----- Record extracts

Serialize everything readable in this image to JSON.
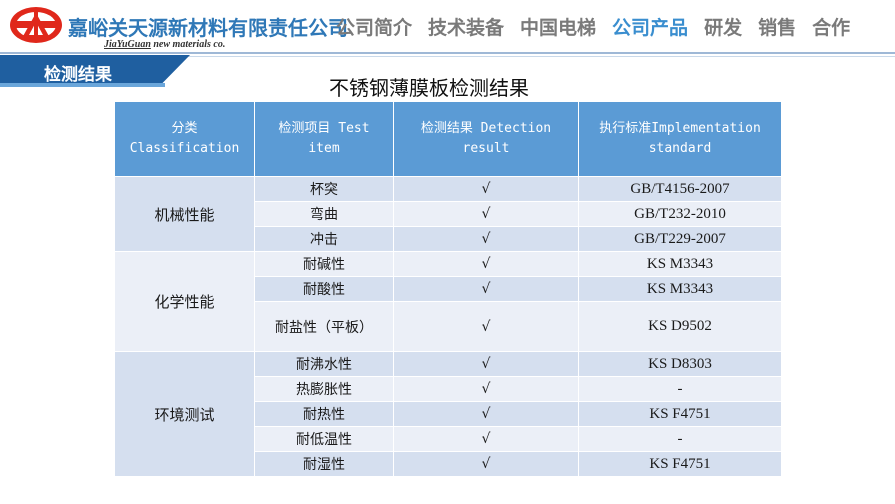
{
  "header": {
    "company_name": "嘉峪关天源新材料有限责任公司",
    "company_en_part1": "JiaYuGuan",
    "company_en_part2": " new materials co.",
    "logo_icon": "company-logo-icon",
    "nav": [
      {
        "label": "公司简介",
        "active": false
      },
      {
        "label": "技术装备",
        "active": false
      },
      {
        "label": "中国电梯",
        "active": false
      },
      {
        "label": "公司产品",
        "active": true
      },
      {
        "label": "研发",
        "active": false
      },
      {
        "label": "销售",
        "active": false
      },
      {
        "label": "合作",
        "active": false
      }
    ]
  },
  "section_tab": "检测结果",
  "page_title": "不锈钢薄膜板检测结果",
  "table": {
    "headers": [
      {
        "line1": "分类",
        "line2": "Classification"
      },
      {
        "line1": "检测项目 Test",
        "line2": "item"
      },
      {
        "line1": "检测结果 Detection",
        "line2": "result"
      },
      {
        "line1": "执行标准Implementation",
        "line2": "standard"
      }
    ],
    "groups": [
      {
        "category": "机械性能",
        "rows": [
          {
            "item": "杯突",
            "result": "√",
            "standard": "GB/T4156-2007"
          },
          {
            "item": "弯曲",
            "result": "√",
            "standard": "GB/T232-2010"
          },
          {
            "item": "冲击",
            "result": "√",
            "standard": "GB/T229-2007"
          }
        ]
      },
      {
        "category": "化学性能",
        "rows": [
          {
            "item": "耐碱性",
            "result": "√",
            "standard": "KS M3343"
          },
          {
            "item": "耐酸性",
            "result": "√",
            "standard": "KS M3343"
          },
          {
            "item": "耐盐性（平板）",
            "result": "√",
            "standard": "KS D9502"
          }
        ]
      },
      {
        "category": "环境测试",
        "rows": [
          {
            "item": "耐沸水性",
            "result": "√",
            "standard": "KS D8303"
          },
          {
            "item": "热膨胀性",
            "result": "√",
            "standard": "-"
          },
          {
            "item": "耐热性",
            "result": "√",
            "standard": "KS F4751"
          },
          {
            "item": "耐低温性",
            "result": "√",
            "standard": "-"
          },
          {
            "item": "耐湿性",
            "result": "√",
            "standard": "KS F4751"
          }
        ]
      }
    ]
  },
  "colors": {
    "brand_blue": "#2f78b7",
    "logo_red": "#e0281b",
    "header_cell": "#5b9bd5",
    "row_dark": "#d5dfef",
    "row_light": "#ebeff7",
    "tab_blue": "#1f5fa0"
  }
}
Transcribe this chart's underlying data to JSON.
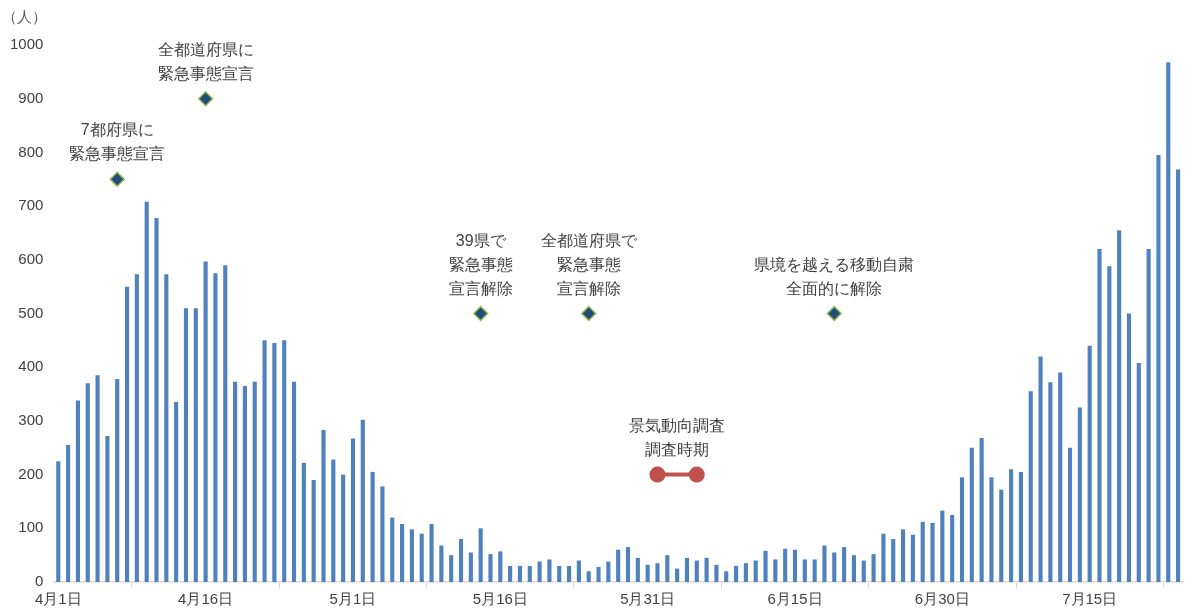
{
  "chart_data": {
    "type": "bar",
    "ylabel": "（人）",
    "x": [
      "--04-01",
      "--04-02",
      "--04-03",
      "--04-04",
      "--04-05",
      "--04-06",
      "--04-07",
      "--04-08",
      "--04-09",
      "--04-10",
      "--04-11",
      "--04-12",
      "--04-13",
      "--04-14",
      "--04-15",
      "--04-16",
      "--04-17",
      "--04-18",
      "--04-19",
      "--04-20",
      "--04-21",
      "--04-22",
      "--04-23",
      "--04-24",
      "--04-25",
      "--04-26",
      "--04-27",
      "--04-28",
      "--04-29",
      "--04-30",
      "--05-01",
      "--05-02",
      "--05-03",
      "--05-04",
      "--05-05",
      "--05-06",
      "--05-07",
      "--05-08",
      "--05-09",
      "--05-10",
      "--05-11",
      "--05-12",
      "--05-13",
      "--05-14",
      "--05-15",
      "--05-16",
      "--05-17",
      "--05-18",
      "--05-19",
      "--05-20",
      "--05-21",
      "--05-22",
      "--05-23",
      "--05-24",
      "--05-25",
      "--05-26",
      "--05-27",
      "--05-28",
      "--05-29",
      "--05-30",
      "--05-31",
      "--06-01",
      "--06-02",
      "--06-03",
      "--06-04",
      "--06-05",
      "--06-06",
      "--06-07",
      "--06-08",
      "--06-09",
      "--06-10",
      "--06-11",
      "--06-12",
      "--06-13",
      "--06-14",
      "--06-15",
      "--06-16",
      "--06-17",
      "--06-18",
      "--06-19",
      "--06-20",
      "--06-21",
      "--06-22",
      "--06-23",
      "--06-24",
      "--06-25",
      "--06-26",
      "--06-27",
      "--06-28",
      "--06-29",
      "--06-30",
      "--07-01",
      "--07-02",
      "--07-03",
      "--07-04",
      "--07-05",
      "--07-06",
      "--07-07",
      "--07-08",
      "--07-09",
      "--07-10",
      "--07-11",
      "--07-12",
      "--07-13",
      "--07-14",
      "--07-15",
      "--07-16",
      "--07-17",
      "--07-18",
      "--07-19",
      "--07-20",
      "--07-21",
      "--07-22",
      "--07-23",
      "--07-24"
    ],
    "series": [
      {
        "color": "#4f81bd",
        "values": [
          225,
          255,
          338,
          370,
          385,
          272,
          378,
          550,
          573,
          708,
          678,
          573,
          335,
          510,
          510,
          597,
          575,
          590,
          373,
          365,
          373,
          450,
          445,
          450,
          373,
          222,
          190,
          283,
          228,
          200,
          267,
          302,
          205,
          178,
          120,
          108,
          98,
          90,
          108,
          68,
          50,
          80,
          55,
          100,
          52,
          57,
          30,
          30,
          30,
          38,
          42,
          30,
          30,
          40,
          20,
          28,
          38,
          60,
          65,
          45,
          32,
          35,
          50,
          25,
          45,
          40,
          45,
          32,
          20,
          30,
          35,
          40,
          58,
          42,
          62,
          60,
          42,
          42,
          68,
          55,
          65,
          50,
          40,
          52,
          90,
          80,
          98,
          88,
          112,
          110,
          133,
          125,
          195,
          250,
          268,
          195,
          172,
          210,
          205,
          355,
          420,
          372,
          390,
          250,
          325,
          440,
          620,
          588,
          655,
          500,
          408,
          620,
          795,
          968,
          768
        ]
      },
      {
        "type": "scatter",
        "color": "#1f4e79",
        "marker": "diamond",
        "x": [
          "--04-07",
          "--04-16",
          "--05-14",
          "--05-25",
          "--06-19"
        ],
        "values": [
          750,
          900,
          500,
          500,
          500
        ]
      },
      {
        "type": "line",
        "color": "#c0504d",
        "marker": "circle",
        "x": [
          "--06-01",
          "--06-05"
        ],
        "values": [
          200,
          200
        ]
      }
    ],
    "xlim": [
      "--03-31T12:00",
      "--07-24T12:00"
    ],
    "xticks": [
      {
        "value": "--04-01",
        "label": "4月1日"
      },
      {
        "value": "--04-16",
        "label": "4月16日"
      },
      {
        "value": "--05-01",
        "label": "5月1日"
      },
      {
        "value": "--05-16",
        "label": "5月16日"
      },
      {
        "value": "--05-31",
        "label": "5月31日"
      },
      {
        "value": "--06-15",
        "label": "6月15日"
      },
      {
        "value": "--06-30",
        "label": "6月30日"
      },
      {
        "value": "--07-15",
        "label": "7月15日"
      }
    ],
    "ylim": [
      0,
      1000
    ],
    "yticks": [
      0,
      100,
      200,
      300,
      400,
      500,
      600,
      700,
      800,
      900,
      1000
    ],
    "grid": false,
    "legend": false,
    "annotations": [
      {
        "text": "7都府県に緊急事態宣言",
        "x": "--04-07",
        "y": 750
      },
      {
        "text": "全都道府県に緊急事態宣言",
        "x": "--04-16",
        "y": 900
      },
      {
        "text": "39県で緊急事態宣言解除",
        "x": "--05-14",
        "y": 500
      },
      {
        "text": "全都道府県で緊急事態宣言解除",
        "x": "--05-25",
        "y": 500
      },
      {
        "text": "景気動向調査調査時期",
        "x": "--06-03",
        "y": 200
      },
      {
        "text": "県境を越える移動自粛全面的に解除",
        "x": "--06-19",
        "y": 500
      }
    ]
  }
}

----------

> Short exercise: Copy out the entries verbatim and leave the images out.

> Solution to the problem:
Serialize everything readable in this image to JSON.
{
  "header": {
    "company_name": "嘉峪关天源新材料有限责任公司",
    "company_en_part1": "JiaYuGuan",
    "company_en_part2": " new materials co.",
    "logo_icon": "company-logo-icon",
    "nav": [
      {
        "label": "公司简介",
        "active": false
      },
      {
        "label": "技术装备",
        "active": false
      },
      {
        "label": "中国电梯",
        "active": false
      },
      {
        "label": "公司产品",
        "active": true
      },
      {
        "label": "研发",
        "active": false
      },
      {
        "label": "销售",
        "active": false
      },
      {
        "label": "合作",
        "active": false
      }
    ]
  },
  "section_tab": "检测结果",
  "page_title": "不锈钢薄膜板检测结果",
  "table": {
    "headers": [
      {
        "line1": "分类",
        "line2": "Classification"
      },
      {
        "line1": "检测项目 Test",
        "line2": "item"
      },
      {
        "line1": "检测结果 Detection",
        "line2": "result"
      },
      {
        "line1": "执行标准Implementation",
        "line2": "standard"
      }
    ],
    "groups": [
      {
        "category": "机械性能",
        "rows": [
          {
            "item": "杯突",
            "result": "√",
            "standard": "GB/T4156-2007"
          },
          {
            "item": "弯曲",
            "result": "√",
            "standard": "GB/T232-2010"
          },
          {
            "item": "冲击",
            "result": "√",
            "standard": "GB/T229-2007"
          }
        ]
      },
      {
        "category": "化学性能",
        "rows": [
          {
            "item": "耐碱性",
            "result": "√",
            "standard": "KS M3343"
          },
          {
            "item": "耐酸性",
            "result": "√",
            "standard": "KS M3343"
          },
          {
            "item": "耐盐性（平板）",
            "result": "√",
            "standard": "KS D9502"
          }
        ]
      },
      {
        "category": "环境测试",
        "rows": [
          {
            "item": "耐沸水性",
            "result": "√",
            "standard": "KS D8303"
          },
          {
            "item": "热膨胀性",
            "result": "√",
            "standard": "-"
          },
          {
            "item": "耐热性",
            "result": "√",
            "standard": "KS F4751"
          },
          {
            "item": "耐低温性",
            "result": "√",
            "standard": "-"
          },
          {
            "item": "耐湿性",
            "result": "√",
            "standard": "KS F4751"
          }
        ]
      }
    ]
  },
  "colors": {
    "brand_blue": "#2f78b7",
    "logo_red": "#e0281b",
    "header_cell": "#5b9bd5",
    "row_dark": "#d5dfef",
    "row_light": "#ebeff7",
    "tab_blue": "#1f5fa0"
  }
}
Transcribe this chart's underlying data to JSON.
{
  "chart_data": {
    "type": "bar",
    "ylabel": "（人）",
    "x": [
      "--04-01",
      "--04-02",
      "--04-03",
      "--04-04",
      "--04-05",
      "--04-06",
      "--04-07",
      "--04-08",
      "--04-09",
      "--04-10",
      "--04-11",
      "--04-12",
      "--04-13",
      "--04-14",
      "--04-15",
      "--04-16",
      "--04-17",
      "--04-18",
      "--04-19",
      "--04-20",
      "--04-21",
      "--04-22",
      "--04-23",
      "--04-24",
      "--04-25",
      "--04-26",
      "--04-27",
      "--04-28",
      "--04-29",
      "--04-30",
      "--05-01",
      "--05-02",
      "--05-03",
      "--05-04",
      "--05-05",
      "--05-06",
      "--05-07",
      "--05-08",
      "--05-09",
      "--05-10",
      "--05-11",
      "--05-12",
      "--05-13",
      "--05-14",
      "--05-15",
      "--05-16",
      "--05-17",
      "--05-18",
      "--05-19",
      "--05-20",
      "--05-21",
      "--05-22",
      "--05-23",
      "--05-24",
      "--05-25",
      "--05-26",
      "--05-27",
      "--05-28",
      "--05-29",
      "--05-30",
      "--05-31",
      "--06-01",
      "--06-02",
      "--06-03",
      "--06-04",
      "--06-05",
      "--06-06",
      "--06-07",
      "--06-08",
      "--06-09",
      "--06-10",
      "--06-11",
      "--06-12",
      "--06-13",
      "--06-14",
      "--06-15",
      "--06-16",
      "--06-17",
      "--06-18",
      "--06-19",
      "--06-20",
      "--06-21",
      "--06-22",
      "--06-23",
      "--06-24",
      "--06-25",
      "--06-26",
      "--06-27",
      "--06-28",
      "--06-29",
      "--06-30",
      "--07-01",
      "--07-02",
      "--07-03",
      "--07-04",
      "--07-05",
      "--07-06",
      "--07-07",
      "--07-08",
      "--07-09",
      "--07-10",
      "--07-11",
      "--07-12",
      "--07-13",
      "--07-14",
      "--07-15",
      "--07-16",
      "--07-17",
      "--07-18",
      "--07-19",
      "--07-20",
      "--07-21",
      "--07-22",
      "--07-23",
      "--07-24"
    ],
    "series": [
      {
        "color": "#4f81bd",
        "values": [
          225,
          255,
          338,
          370,
          385,
          272,
          378,
          550,
          573,
          708,
          678,
          573,
          335,
          510,
          510,
          597,
          575,
          590,
          373,
          365,
          373,
          450,
          445,
          450,
          373,
          222,
          190,
          283,
          228,
          200,
          267,
          302,
          205,
          178,
          120,
          108,
          98,
          90,
          108,
          68,
          50,
          80,
          55,
          100,
          52,
          57,
          30,
          30,
          30,
          38,
          42,
          30,
          30,
          40,
          20,
          28,
          38,
          60,
          65,
          45,
          32,
          35,
          50,
          25,
          45,
          40,
          45,
          32,
          20,
          30,
          35,
          40,
          58,
          42,
          62,
          60,
          42,
          42,
          68,
          55,
          65,
          50,
          40,
          52,
          90,
          80,
          98,
          88,
          112,
          110,
          133,
          125,
          195,
          250,
          268,
          195,
          172,
          210,
          205,
          355,
          420,
          372,
          390,
          250,
          325,
          440,
          620,
          588,
          655,
          500,
          408,
          620,
          795,
          968,
          768
        ]
      },
      {
        "type": "scatter",
        "color": "#1f4e79",
        "marker": "diamond",
        "x": [
          "--04-07",
          "--04-16",
          "--05-14",
          "--05-25",
          "--06-19"
        ],
        "values": [
          750,
          900,
          500,
          500,
          500
        ]
      },
      {
        "type": "line",
        "color": "#c0504d",
        "marker": "circle",
        "x": [
          "--06-01",
          "--06-05"
        ],
        "values": [
          200,
          200
        ]
      }
    ],
    "xlim": [
      "--03-31T12:00",
      "--07-24T12:00"
    ],
    "xticks": [
      {
        "value": "--04-01",
        "label": "4月1日"
      },
      {
        "value": "--04-16",
        "label": "4月16日"
      },
      {
        "value": "--05-01",
        "label": "5月1日"
      },
      {
        "value": "--05-16",
        "label": "5月16日"
      },
      {
        "value": "--05-31",
        "label": "5月31日"
      },
      {
        "value": "--06-15",
        "label": "6月15日"
      },
      {
        "value": "--06-30",
        "label": "6月30日"
      },
      {
        "value": "--07-15",
        "label": "7月15日"
      }
    ],
    "ylim": [
      0,
      1000
    ],
    "yticks": [
      0,
      100,
      200,
      300,
      400,
      500,
      600,
      700,
      800,
      900,
      1000
    ],
    "grid": false,
    "legend": false,
    "annotations": [
      {
        "text": "7都府県に緊急事態宣言",
        "x": "--04-07",
        "y": 750
      },
      {
        "text": "全都道府県に緊急事態宣言",
        "x": "--04-16",
        "y": 900
      },
      {
        "text": "39県で緊急事態宣言解除",
        "x": "--05-14",
        "y": 500
      },
      {
        "text": "全都道府県で緊急事態宣言解除",
        "x": "--05-25",
        "y": 500
      },
      {
        "text": "景気動向調査調査時期",
        "x": "--06-03",
        "y": 200
      },
      {
        "text": "県境を越える移動自粛全面的に解除",
        "x": "--06-19",
        "y": 500
      }
    ]
  }
}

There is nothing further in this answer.